== Exercise brief ==
For each line of the data below that holds "footer", copy the line.

== Provided information ==
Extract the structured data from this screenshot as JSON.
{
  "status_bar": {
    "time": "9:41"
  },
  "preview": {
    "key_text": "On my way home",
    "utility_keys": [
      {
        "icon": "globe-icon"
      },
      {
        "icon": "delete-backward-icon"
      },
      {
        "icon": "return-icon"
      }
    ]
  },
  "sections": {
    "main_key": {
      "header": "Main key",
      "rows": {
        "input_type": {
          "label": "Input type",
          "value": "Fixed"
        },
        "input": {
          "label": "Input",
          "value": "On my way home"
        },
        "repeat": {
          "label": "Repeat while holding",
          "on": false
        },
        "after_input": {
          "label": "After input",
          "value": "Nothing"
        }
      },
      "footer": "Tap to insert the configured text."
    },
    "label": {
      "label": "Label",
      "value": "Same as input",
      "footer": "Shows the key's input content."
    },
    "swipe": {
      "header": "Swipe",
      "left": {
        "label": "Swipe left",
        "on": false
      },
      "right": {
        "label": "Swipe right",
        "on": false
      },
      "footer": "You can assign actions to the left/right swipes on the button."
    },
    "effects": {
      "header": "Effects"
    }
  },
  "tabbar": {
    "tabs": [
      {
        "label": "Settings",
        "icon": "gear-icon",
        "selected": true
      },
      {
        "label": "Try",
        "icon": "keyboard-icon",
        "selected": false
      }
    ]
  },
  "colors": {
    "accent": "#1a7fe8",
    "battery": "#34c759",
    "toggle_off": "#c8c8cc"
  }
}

== Response for this exercise ==
      "footer": "Tap to insert the configured text."
      "footer": "Shows the key's input content."
      "footer": "You can assign actions to the left/right swipes on the button."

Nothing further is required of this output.